● Exercise aim
Please copy the material, beginning at the line that has "section-4-title: 四、研究方法与手段 (144, 204, 297, 224)" and stopping after the line that has "schedule-header-time: 阶段截至时间 (619, 472, 710, 490)". Switch "row-time" to "row-date" and change nothing else.
— start Source records —
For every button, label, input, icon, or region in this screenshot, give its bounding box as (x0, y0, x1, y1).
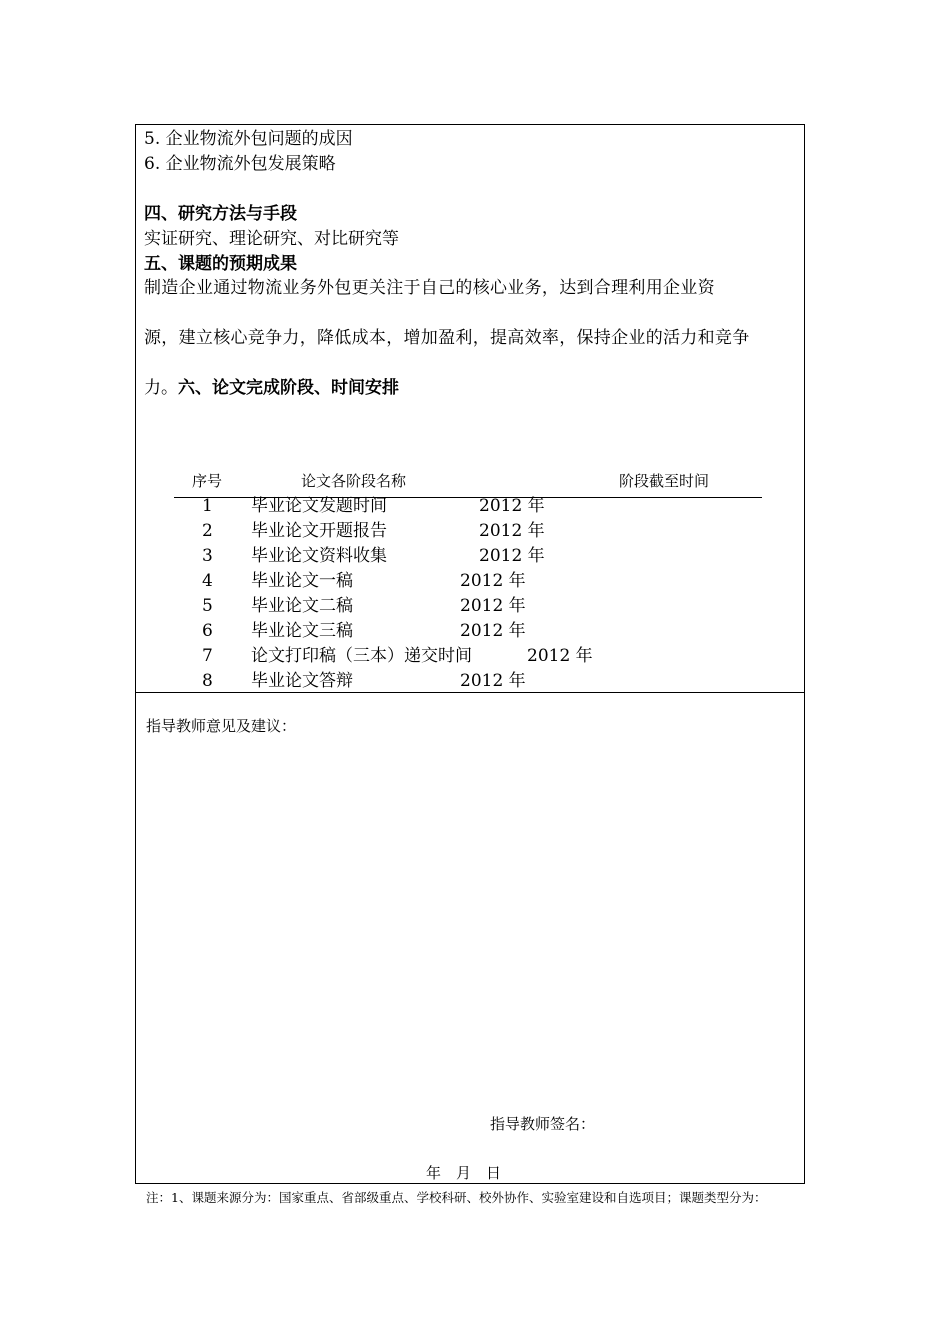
section-4-title: 四、研究方法与手段 (144, 204, 297, 224)
row-no: 6 (202, 621, 213, 641)
row-time: 2012 年 (479, 546, 545, 566)
row-time: 2012 年 (460, 571, 526, 591)
section-5-line-1: 制造企业通过物流业务外包更关注于自己的核心业务，达到合理利用企业资 (144, 278, 715, 298)
section-5-line-2: 源，建立核心竞争力，降低成本，增加盈利，提高效率，保持企业的活力和竞争 (144, 328, 750, 348)
cell-divider (136, 692, 804, 693)
schedule-header-time: 阶段截至时间 (619, 472, 710, 490)
section-5-line-3-text: 力。 (144, 378, 178, 398)
section-6-title: 六、论文完成阶段、时间安排 (178, 378, 399, 398)
table-row (136, 546, 806, 571)
row-time: 2012 年 (460, 621, 526, 641)
row-time: 2012 年 (479, 521, 545, 541)
form-frame (135, 124, 805, 1184)
table-row (136, 646, 806, 671)
row-name: 毕业论文三稿 (251, 621, 353, 641)
row-time: 2012 年 (479, 496, 545, 516)
advisor-opinion-label: 指导教师意见及建议： (146, 717, 297, 735)
list-item-6: 6. 企业物流外包发展策略 (144, 154, 336, 174)
footnote: 注：1、课题来源分为：国家重点、省部级重点、学校科研、校外协作、实验室建设和自选项目；课题类型分为： (146, 1190, 767, 1205)
table-row (136, 496, 806, 521)
schedule-header-no: 序号 (192, 472, 223, 490)
row-no: 7 (202, 646, 213, 666)
list-item-5: 5. 企业物流外包问题的成因 (144, 129, 353, 149)
section-5-title: 五、课题的预期成果 (144, 254, 297, 274)
table-row (136, 521, 806, 546)
row-no: 2 (202, 521, 213, 541)
row-time: 2012 年 (460, 671, 526, 691)
row-name: 毕业论文发题时间 (251, 496, 387, 516)
table-row (136, 621, 806, 646)
table-row (136, 596, 806, 621)
row-name: 毕业论文答辩 (251, 671, 353, 691)
row-name: 毕业论文一稿 (251, 571, 353, 591)
section-5-line-3 (144, 378, 399, 398)
row-name: 毕业论文二稿 (251, 596, 353, 616)
row-no: 4 (202, 571, 213, 591)
row-name: 论文打印稿（三本）递交时间 (251, 646, 472, 666)
row-no: 3 (202, 546, 213, 566)
advisor-date-label: 年 月 日 (426, 1164, 502, 1182)
row-name: 毕业论文资料收集 (251, 546, 387, 566)
row-time: 2012 年 (460, 596, 526, 616)
row-name: 毕业论文开题报告 (251, 521, 387, 541)
schedule-header-name: 论文各阶段名称 (301, 472, 407, 490)
row-time: 2012 年 (527, 646, 593, 666)
section-4-body: 实证研究、理论研究、对比研究等 (144, 229, 399, 249)
row-no: 8 (202, 671, 213, 691)
table-row (136, 571, 806, 596)
advisor-signature-label: 指导教师签名： (490, 1115, 596, 1133)
row-no: 5 (202, 596, 213, 616)
row-no: 1 (202, 496, 213, 516)
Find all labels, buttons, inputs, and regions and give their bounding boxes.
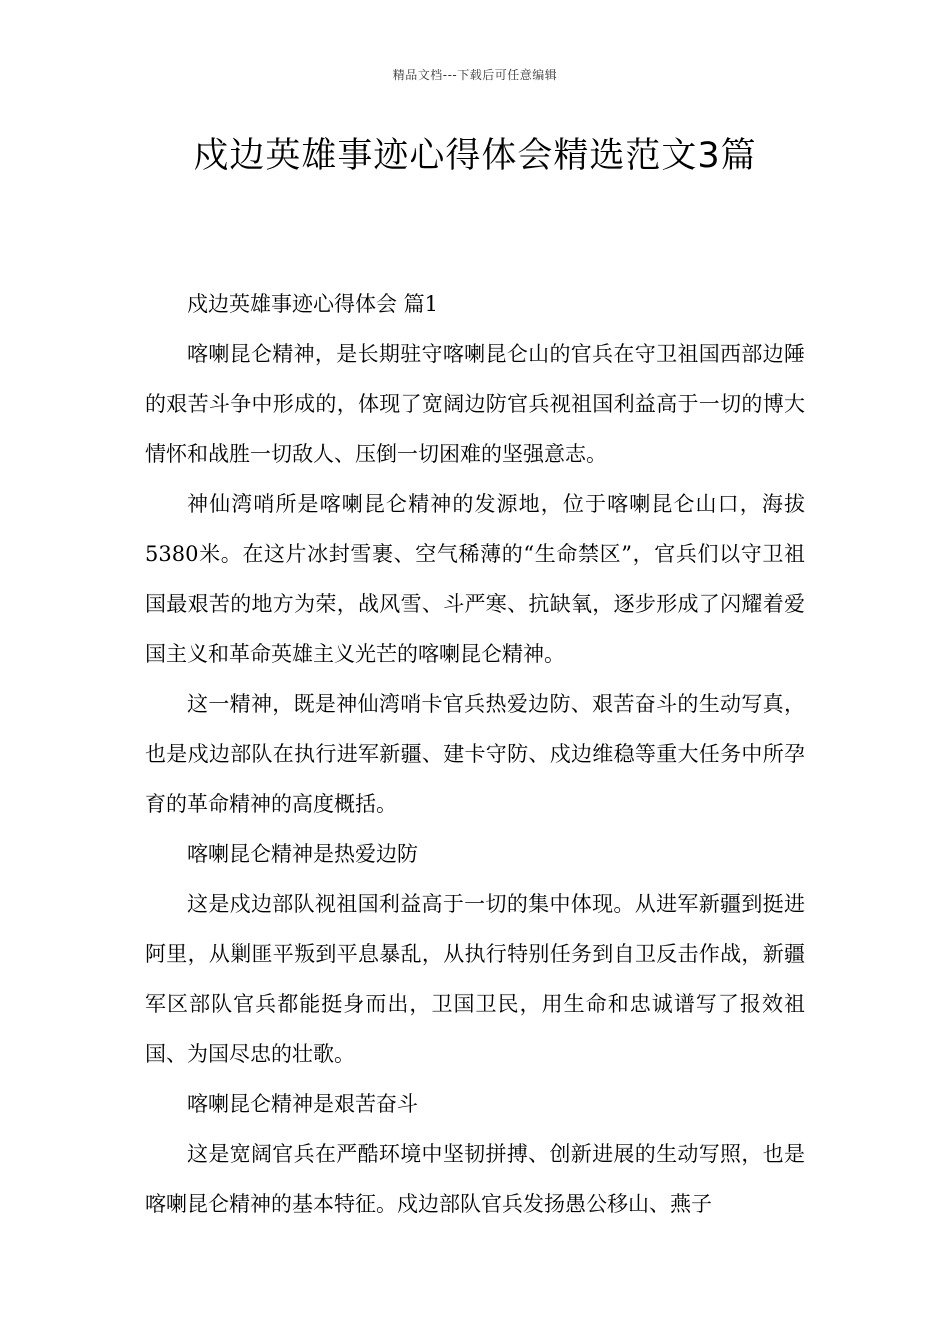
document-body: [145, 279, 805, 1229]
paragraph: 这一精神，既是神仙湾哨卡官兵热爱边防、艰苦奋斗的生动写真，也是戍边部队在执行进军新疆、建卡守防、戍边维稳等重大任务中所孕育的革命精神的高度概括。: [145, 692, 805, 816]
document-title: 戍边英雄事迹心得体会精选范文3篇: [193, 136, 757, 176]
paragraph: 神仙湾哨所是喀喇昆仑精神的发源地，位于喀喇昆仑山口，海拔5380米。在这片冰封雪裹、空气稀薄的“生命禁区”，官兵们以守卫祖国最艰苦的地方为荣，战风雪、斗严寒、抗缺氧，逐步形成了闪耀着爱国主义和革命英雄主义光芒的喀喇昆仑精神。: [145, 492, 805, 666]
paragraph: 这是戍边部队视祖国利益高于一切的集中体现。从进军新疆到挺进阿里，从剿匪平叛到平息暴乱，从执行特别任务到自卫反击作战，新疆军区部队官兵都能挺身而出，卫国卫民，用生命和忠诚谱写了报效祖国、为国尽忠的壮歌。: [145, 892, 805, 1066]
paragraph: 喀喇昆仑精神，是长期驻守喀喇昆仑山的官兵在守卫祖国西部边陲的艰苦斗争中形成的，体现了宽阔边防官兵视祖国利益高于一切的博大情怀和战胜一切敌人、压倒一切困难的坚强意志。: [145, 342, 805, 466]
subheading: 喀喇昆仑精神是热爱边防: [187, 842, 418, 866]
subheading: 喀喇昆仑精神是艰苦奋斗: [187, 1092, 418, 1116]
paragraph: 这是宽阔官兵在严酷环境中坚韧拼搏、创新进展的生动写照，也是喀喇昆仑精神的基本特征。戍边部队官兵发扬愚公移山、燕子: [145, 1142, 805, 1216]
section-heading: 戍边英雄事迹心得体会 篇1: [187, 292, 439, 316]
header-note: 精品文档---下载后可任意编辑: [392, 68, 558, 82]
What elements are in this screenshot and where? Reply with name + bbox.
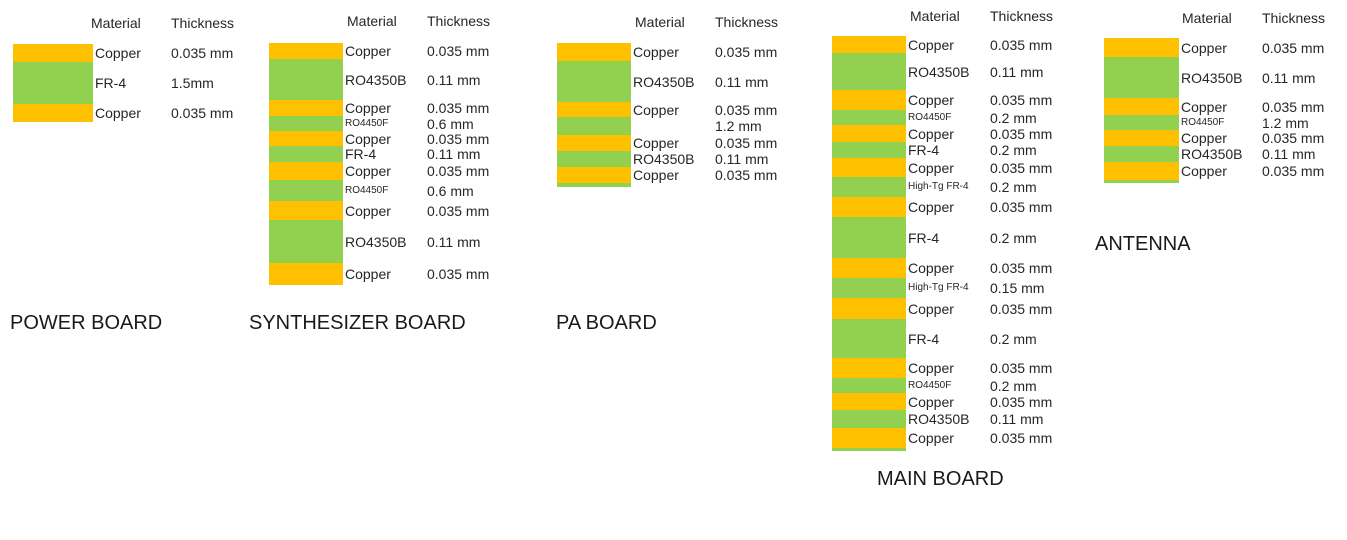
— end Source records —
● Exercise output
section-4-title: 四、研究方法与手段 (144, 204, 297, 224)
row-no: 6 (202, 621, 213, 641)
row-date: 2012 年 (479, 546, 545, 566)
row-date: 2012 年 (460, 571, 526, 591)
section-5-line-1: 制造企业通过物流业务外包更关注于自己的核心业务，达到合理利用企业资 (144, 278, 715, 298)
section-5-line-2: 源，建立核心竞争力，降低成本，增加盈利，提高效率，保持企业的活力和竞争 (144, 328, 750, 348)
cell-divider (136, 692, 804, 693)
schedule-header-time: 阶段截至时间 (619, 472, 710, 490)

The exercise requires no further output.